— Begin WORKING DATA —

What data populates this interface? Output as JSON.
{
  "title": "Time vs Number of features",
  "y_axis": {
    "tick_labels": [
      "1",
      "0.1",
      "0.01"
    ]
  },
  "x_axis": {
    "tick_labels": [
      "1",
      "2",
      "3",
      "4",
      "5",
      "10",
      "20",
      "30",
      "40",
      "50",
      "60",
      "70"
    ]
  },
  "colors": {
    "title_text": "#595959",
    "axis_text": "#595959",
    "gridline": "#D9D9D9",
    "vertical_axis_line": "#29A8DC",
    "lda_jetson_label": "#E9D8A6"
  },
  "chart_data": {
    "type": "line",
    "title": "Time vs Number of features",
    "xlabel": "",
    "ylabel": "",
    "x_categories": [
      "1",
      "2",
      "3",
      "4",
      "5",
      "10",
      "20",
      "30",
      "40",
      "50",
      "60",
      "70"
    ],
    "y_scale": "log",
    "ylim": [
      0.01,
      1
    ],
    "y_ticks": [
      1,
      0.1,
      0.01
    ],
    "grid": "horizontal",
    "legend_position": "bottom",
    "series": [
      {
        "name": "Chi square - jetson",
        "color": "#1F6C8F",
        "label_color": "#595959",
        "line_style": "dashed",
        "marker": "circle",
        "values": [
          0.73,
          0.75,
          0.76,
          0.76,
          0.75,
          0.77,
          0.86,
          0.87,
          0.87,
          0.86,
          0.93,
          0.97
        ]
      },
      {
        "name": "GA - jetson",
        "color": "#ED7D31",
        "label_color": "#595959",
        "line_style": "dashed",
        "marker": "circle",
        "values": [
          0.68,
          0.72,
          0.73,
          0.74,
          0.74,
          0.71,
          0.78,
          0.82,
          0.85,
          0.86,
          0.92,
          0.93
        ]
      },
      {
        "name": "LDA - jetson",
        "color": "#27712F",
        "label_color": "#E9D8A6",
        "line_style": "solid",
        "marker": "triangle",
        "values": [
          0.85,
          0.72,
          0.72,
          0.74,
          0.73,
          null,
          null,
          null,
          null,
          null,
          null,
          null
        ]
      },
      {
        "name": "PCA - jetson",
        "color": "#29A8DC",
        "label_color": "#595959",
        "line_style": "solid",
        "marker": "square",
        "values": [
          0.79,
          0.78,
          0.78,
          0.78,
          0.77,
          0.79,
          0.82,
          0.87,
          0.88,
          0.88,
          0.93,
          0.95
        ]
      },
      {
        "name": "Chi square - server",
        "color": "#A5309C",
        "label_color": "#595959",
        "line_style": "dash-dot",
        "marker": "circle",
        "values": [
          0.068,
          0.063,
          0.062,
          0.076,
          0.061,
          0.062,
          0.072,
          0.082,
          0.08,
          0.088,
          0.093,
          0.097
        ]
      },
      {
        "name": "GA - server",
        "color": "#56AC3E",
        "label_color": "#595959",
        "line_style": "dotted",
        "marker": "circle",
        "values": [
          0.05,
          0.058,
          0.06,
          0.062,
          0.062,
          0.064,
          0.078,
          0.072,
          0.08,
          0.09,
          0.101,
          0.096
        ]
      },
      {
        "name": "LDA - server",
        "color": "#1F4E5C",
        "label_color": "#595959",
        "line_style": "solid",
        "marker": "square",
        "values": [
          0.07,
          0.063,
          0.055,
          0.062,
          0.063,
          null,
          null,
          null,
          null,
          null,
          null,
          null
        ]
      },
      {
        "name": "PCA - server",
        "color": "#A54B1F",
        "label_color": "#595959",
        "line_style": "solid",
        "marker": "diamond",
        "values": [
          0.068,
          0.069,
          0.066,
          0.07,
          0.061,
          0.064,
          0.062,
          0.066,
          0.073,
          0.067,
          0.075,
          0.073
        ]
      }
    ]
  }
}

— End WORKING DATA —

▶ [INSTRUCTIONS FOR THE TASK] Every entry should be printed again exactly as written.

▶ [CORRECT ANSWER]
What data populates this interface? Output as JSON.
{
  "title": "Time vs Number of features",
  "y_axis": {
    "tick_labels": [
      "1",
      "0.1",
      "0.01"
    ]
  },
  "x_axis": {
    "tick_labels": [
      "1",
      "2",
      "3",
      "4",
      "5",
      "10",
      "20",
      "30",
      "40",
      "50",
      "60",
      "70"
    ]
  },
  "colors": {
    "title_text": "#595959",
    "axis_text": "#595959",
    "gridline": "#D9D9D9",
    "vertical_axis_line": "#29A8DC",
    "lda_jetson_label": "#E9D8A6"
  },
  "chart_data": {
    "type": "line",
    "title": "Time vs Number of features",
    "xlabel": "",
    "ylabel": "",
    "x_categories": [
      "1",
      "2",
      "3",
      "4",
      "5",
      "10",
      "20",
      "30",
      "40",
      "50",
      "60",
      "70"
    ],
    "y_scale": "log",
    "ylim": [
      0.01,
      1
    ],
    "y_ticks": [
      1,
      0.1,
      0.01
    ],
    "grid": "horizontal",
    "legend_position": "bottom",
    "series": [
      {
        "name": "Chi square - jetson",
        "color": "#1F6C8F",
        "label_color": "#595959",
        "line_style": "dashed",
        "marker": "circle",
        "values": [
          0.73,
          0.75,
          0.76,
          0.76,
          0.75,
          0.77,
          0.86,
          0.87,
          0.87,
          0.86,
          0.93,
          0.97
        ]
      },
      {
        "name": "GA - jetson",
        "color": "#ED7D31",
        "label_color": "#595959",
        "line_style": "dashed",
        "marker": "circle",
        "values": [
          0.68,
          0.72,
          0.73,
          0.74,
          0.74,
          0.71,
          0.78,
          0.82,
          0.85,
          0.86,
          0.92,
          0.93
        ]
      },
      {
        "name": "LDA - jetson",
        "color": "#27712F",
        "label_color": "#E9D8A6",
        "line_style": "solid",
        "marker": "triangle",
        "values": [
          0.85,
          0.72,
          0.72,
          0.74,
          0.73,
          null,
          null,
          null,
          null,
          null,
          null,
          null
        ]
      },
      {
        "name": "PCA - jetson",
        "color": "#29A8DC",
        "label_color": "#595959",
        "line_style": "solid",
        "marker": "square",
        "values": [
          0.79,
          0.78,
          0.78,
          0.78,
          0.77,
          0.79,
          0.82,
          0.87,
          0.88,
          0.88,
          0.93,
          0.95
        ]
      },
      {
        "name": "Chi square - server",
        "color": "#A5309C",
        "label_color": "#595959",
        "line_style": "dash-dot",
        "marker": "circle",
        "values": [
          0.068,
          0.063,
          0.062,
          0.076,
          0.061,
          0.062,
          0.072,
          0.082,
          0.08,
          0.088,
          0.093,
          0.097
        ]
      },
      {
        "name": "GA - server",
        "color": "#56AC3E",
        "label_color": "#595959",
        "line_style": "dotted",
        "marker": "circle",
        "values": [
          0.05,
          0.058,
          0.06,
          0.062,
          0.062,
          0.064,
          0.078,
          0.072,
          0.08,
          0.09,
          0.101,
          0.096
        ]
      },
      {
        "name": "LDA - server",
        "color": "#1F4E5C",
        "label_color": "#595959",
        "line_style": "solid",
        "marker": "square",
        "values": [
          0.07,
          0.063,
          0.055,
          0.062,
          0.063,
          null,
          null,
          null,
          null,
          null,
          null,
          null
        ]
      },
      {
        "name": "PCA - server",
        "color": "#A54B1F",
        "label_color": "#595959",
        "line_style": "solid",
        "marker": "diamond",
        "values": [
          0.068,
          0.069,
          0.066,
          0.07,
          0.061,
          0.064,
          0.062,
          0.066,
          0.073,
          0.067,
          0.075,
          0.073
        ]
      }
    ]
  }
}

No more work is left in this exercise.